§ Exercise data:
--------
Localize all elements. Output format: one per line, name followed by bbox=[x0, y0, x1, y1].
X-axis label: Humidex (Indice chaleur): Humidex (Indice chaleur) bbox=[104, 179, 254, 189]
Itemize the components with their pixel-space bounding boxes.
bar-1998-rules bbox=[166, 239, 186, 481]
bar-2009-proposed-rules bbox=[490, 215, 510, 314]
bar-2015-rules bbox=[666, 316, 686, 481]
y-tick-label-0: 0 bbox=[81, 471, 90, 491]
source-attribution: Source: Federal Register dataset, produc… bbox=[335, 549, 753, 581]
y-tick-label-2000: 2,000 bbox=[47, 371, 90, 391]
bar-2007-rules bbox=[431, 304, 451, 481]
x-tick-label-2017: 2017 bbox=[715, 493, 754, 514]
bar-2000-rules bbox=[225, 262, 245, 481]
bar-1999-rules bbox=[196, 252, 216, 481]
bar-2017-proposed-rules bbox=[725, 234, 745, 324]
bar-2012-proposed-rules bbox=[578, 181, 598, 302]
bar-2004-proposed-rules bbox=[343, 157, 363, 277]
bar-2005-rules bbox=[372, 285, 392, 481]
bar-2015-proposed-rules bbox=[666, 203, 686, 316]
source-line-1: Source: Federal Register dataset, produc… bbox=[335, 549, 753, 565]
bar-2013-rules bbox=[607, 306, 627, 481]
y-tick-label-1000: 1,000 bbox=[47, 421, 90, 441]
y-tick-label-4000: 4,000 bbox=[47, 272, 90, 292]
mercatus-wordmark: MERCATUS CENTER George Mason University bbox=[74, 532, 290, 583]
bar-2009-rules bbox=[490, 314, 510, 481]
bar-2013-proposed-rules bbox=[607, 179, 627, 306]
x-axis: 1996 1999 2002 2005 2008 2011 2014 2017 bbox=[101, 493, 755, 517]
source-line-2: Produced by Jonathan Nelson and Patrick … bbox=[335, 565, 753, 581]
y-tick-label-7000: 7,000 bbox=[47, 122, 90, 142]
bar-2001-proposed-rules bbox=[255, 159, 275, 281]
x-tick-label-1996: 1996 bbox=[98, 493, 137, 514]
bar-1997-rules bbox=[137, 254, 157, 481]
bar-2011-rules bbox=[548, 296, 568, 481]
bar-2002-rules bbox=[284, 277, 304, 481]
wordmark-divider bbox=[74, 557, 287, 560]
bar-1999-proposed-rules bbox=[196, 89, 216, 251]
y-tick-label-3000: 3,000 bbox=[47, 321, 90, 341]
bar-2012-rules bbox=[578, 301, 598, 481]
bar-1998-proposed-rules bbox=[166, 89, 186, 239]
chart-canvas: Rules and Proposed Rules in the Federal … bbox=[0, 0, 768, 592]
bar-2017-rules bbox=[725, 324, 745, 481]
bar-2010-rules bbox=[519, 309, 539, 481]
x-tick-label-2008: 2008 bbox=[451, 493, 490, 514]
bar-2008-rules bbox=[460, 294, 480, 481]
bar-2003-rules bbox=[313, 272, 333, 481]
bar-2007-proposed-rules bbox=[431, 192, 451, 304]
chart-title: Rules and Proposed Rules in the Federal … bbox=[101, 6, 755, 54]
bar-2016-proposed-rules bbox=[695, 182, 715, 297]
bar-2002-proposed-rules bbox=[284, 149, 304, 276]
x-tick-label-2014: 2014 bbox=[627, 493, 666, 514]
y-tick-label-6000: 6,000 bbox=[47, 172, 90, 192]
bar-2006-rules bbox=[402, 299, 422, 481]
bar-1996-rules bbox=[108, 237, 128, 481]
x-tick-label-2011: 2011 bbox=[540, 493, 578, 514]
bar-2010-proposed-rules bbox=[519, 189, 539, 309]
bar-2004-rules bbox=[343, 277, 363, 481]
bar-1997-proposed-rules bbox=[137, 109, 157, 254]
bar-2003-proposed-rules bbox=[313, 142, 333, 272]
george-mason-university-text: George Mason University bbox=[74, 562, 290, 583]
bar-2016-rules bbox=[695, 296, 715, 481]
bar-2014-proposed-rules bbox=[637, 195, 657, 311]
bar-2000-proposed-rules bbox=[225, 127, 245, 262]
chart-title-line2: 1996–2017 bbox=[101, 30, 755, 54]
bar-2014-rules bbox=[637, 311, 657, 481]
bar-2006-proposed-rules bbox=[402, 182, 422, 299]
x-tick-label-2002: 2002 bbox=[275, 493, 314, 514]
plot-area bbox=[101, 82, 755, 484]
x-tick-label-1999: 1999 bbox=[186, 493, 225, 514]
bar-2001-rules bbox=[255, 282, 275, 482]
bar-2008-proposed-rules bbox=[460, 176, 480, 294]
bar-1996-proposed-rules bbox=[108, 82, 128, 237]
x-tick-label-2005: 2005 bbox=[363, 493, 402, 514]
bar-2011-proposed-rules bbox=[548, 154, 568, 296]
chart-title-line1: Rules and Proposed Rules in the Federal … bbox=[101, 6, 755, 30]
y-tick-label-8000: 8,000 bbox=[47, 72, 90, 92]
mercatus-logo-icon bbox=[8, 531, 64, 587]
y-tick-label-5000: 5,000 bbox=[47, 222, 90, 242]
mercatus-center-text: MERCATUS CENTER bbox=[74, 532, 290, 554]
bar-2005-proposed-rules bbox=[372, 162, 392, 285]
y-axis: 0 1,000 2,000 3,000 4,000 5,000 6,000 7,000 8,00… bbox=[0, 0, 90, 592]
--------
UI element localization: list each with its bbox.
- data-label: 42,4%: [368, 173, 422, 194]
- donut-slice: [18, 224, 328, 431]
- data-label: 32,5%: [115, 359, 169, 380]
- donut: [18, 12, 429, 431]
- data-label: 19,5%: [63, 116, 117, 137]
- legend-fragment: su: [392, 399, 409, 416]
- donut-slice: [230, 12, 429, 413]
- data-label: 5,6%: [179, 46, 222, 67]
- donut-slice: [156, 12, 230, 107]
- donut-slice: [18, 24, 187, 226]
--------
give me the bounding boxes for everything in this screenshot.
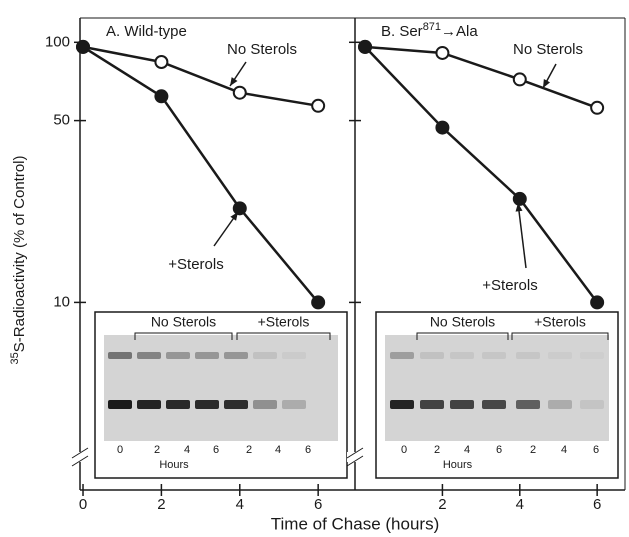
--------
§ Directive: Extract the lines in the material that run from the line containing "Localize all elements." through the line containing "X-axis label: Humidex", both included, and repeat them exactly.

§ Answer to the exercise:
Localize all elements. Output format: one per line, name followed by bbox=[x0, y0, x1, y1].
X-axis label: Humidex (Indice chaleur): Humidex (Indice chaleur) bbox=[104, 179, 254, 189]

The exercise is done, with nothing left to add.